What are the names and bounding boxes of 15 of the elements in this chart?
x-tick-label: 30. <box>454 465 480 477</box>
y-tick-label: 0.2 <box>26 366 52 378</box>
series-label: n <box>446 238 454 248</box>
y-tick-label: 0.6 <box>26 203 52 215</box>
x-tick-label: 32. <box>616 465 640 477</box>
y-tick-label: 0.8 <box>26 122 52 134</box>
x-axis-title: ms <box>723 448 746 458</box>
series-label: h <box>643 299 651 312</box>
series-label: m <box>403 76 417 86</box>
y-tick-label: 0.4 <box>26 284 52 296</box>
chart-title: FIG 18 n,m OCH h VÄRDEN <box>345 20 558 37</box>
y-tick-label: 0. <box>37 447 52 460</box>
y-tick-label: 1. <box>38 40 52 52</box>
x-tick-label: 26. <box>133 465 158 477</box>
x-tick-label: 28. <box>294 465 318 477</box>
- - - - -
Reproduce every one of the entries above line for line, keeping each character unchanged.

What are the names and bounding boxes of 15 of the elements in this chart?
x-tick-label: 30. <box>454 465 480 477</box>
y-tick-label: 0.2 <box>26 366 52 378</box>
series-label: n <box>446 238 454 248</box>
y-tick-label: 0.6 <box>26 203 52 215</box>
x-tick-label: 32. <box>616 465 640 477</box>
y-tick-label: 0.8 <box>26 122 52 134</box>
x-axis-title: ms <box>723 448 746 458</box>
series-label: h <box>643 299 651 312</box>
series-label: m <box>403 76 417 86</box>
y-tick-label: 0.4 <box>26 284 52 296</box>
chart-title: FIG 18 n,m OCH h VÄRDEN <box>345 20 558 37</box>
y-tick-label: 0. <box>37 447 52 460</box>
y-tick-label: 1. <box>38 40 52 52</box>
x-tick-label: 26. <box>133 465 158 477</box>
x-tick-label: 28. <box>294 465 318 477</box>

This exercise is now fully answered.